## Work required
Copy every entry exactly as given, minus the images.

>> start Provided material

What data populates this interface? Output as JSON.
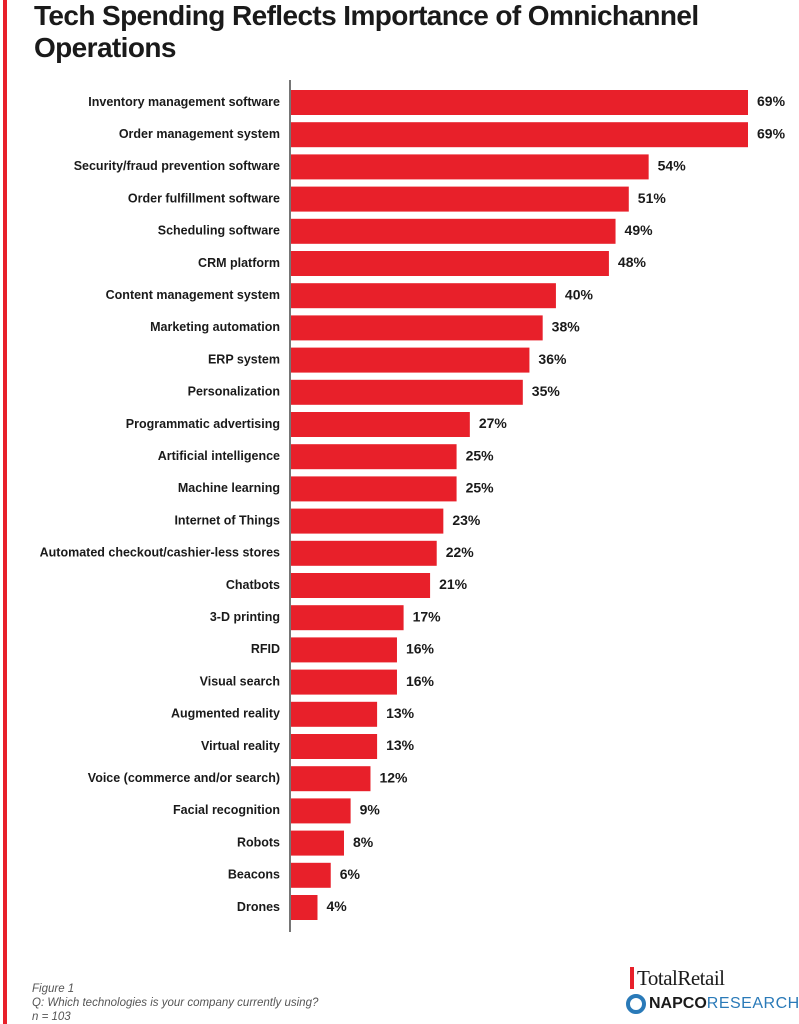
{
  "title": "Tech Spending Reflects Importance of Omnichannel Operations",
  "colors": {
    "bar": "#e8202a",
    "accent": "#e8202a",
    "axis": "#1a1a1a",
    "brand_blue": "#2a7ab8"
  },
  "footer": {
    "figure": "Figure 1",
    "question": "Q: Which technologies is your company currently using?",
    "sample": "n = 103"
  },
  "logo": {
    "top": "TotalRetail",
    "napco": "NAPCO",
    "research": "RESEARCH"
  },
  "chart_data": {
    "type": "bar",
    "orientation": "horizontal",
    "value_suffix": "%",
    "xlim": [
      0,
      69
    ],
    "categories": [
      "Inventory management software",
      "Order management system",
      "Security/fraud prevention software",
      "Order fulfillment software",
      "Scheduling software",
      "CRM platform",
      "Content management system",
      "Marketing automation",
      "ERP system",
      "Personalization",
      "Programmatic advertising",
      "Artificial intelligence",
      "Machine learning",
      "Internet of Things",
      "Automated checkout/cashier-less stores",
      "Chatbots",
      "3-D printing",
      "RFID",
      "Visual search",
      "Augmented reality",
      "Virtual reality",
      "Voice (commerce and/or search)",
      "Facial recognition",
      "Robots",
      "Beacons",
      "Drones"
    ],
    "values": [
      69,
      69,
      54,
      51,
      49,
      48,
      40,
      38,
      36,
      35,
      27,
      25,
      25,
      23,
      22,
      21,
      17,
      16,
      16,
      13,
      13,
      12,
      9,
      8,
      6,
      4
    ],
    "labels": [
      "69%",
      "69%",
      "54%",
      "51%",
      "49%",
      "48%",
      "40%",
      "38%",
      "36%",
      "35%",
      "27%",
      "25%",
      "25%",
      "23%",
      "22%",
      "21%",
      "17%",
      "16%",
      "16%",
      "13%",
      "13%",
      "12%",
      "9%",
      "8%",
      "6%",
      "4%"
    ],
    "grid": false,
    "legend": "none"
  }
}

>> end Provided material

## Exercise response
What data populates this interface? Output as JSON.
{
  "title": "Tech Spending Reflects Importance of Omnichannel Operations",
  "colors": {
    "bar": "#e8202a",
    "accent": "#e8202a",
    "axis": "#1a1a1a",
    "brand_blue": "#2a7ab8"
  },
  "footer": {
    "figure": "Figure 1",
    "question": "Q: Which technologies is your company currently using?",
    "sample": "n = 103"
  },
  "logo": {
    "top": "TotalRetail",
    "napco": "NAPCO",
    "research": "RESEARCH"
  },
  "chart_data": {
    "type": "bar",
    "orientation": "horizontal",
    "value_suffix": "%",
    "xlim": [
      0,
      69
    ],
    "categories": [
      "Inventory management software",
      "Order management system",
      "Security/fraud prevention software",
      "Order fulfillment software",
      "Scheduling software",
      "CRM platform",
      "Content management system",
      "Marketing automation",
      "ERP system",
      "Personalization",
      "Programmatic advertising",
      "Artificial intelligence",
      "Machine learning",
      "Internet of Things",
      "Automated checkout/cashier-less stores",
      "Chatbots",
      "3-D printing",
      "RFID",
      "Visual search",
      "Augmented reality",
      "Virtual reality",
      "Voice (commerce and/or search)",
      "Facial recognition",
      "Robots",
      "Beacons",
      "Drones"
    ],
    "values": [
      69,
      69,
      54,
      51,
      49,
      48,
      40,
      38,
      36,
      35,
      27,
      25,
      25,
      23,
      22,
      21,
      17,
      16,
      16,
      13,
      13,
      12,
      9,
      8,
      6,
      4
    ],
    "labels": [
      "69%",
      "69%",
      "54%",
      "51%",
      "49%",
      "48%",
      "40%",
      "38%",
      "36%",
      "35%",
      "27%",
      "25%",
      "25%",
      "23%",
      "22%",
      "21%",
      "17%",
      "16%",
      "16%",
      "13%",
      "13%",
      "12%",
      "9%",
      "8%",
      "6%",
      "4%"
    ],
    "grid": false,
    "legend": "none"
  }
}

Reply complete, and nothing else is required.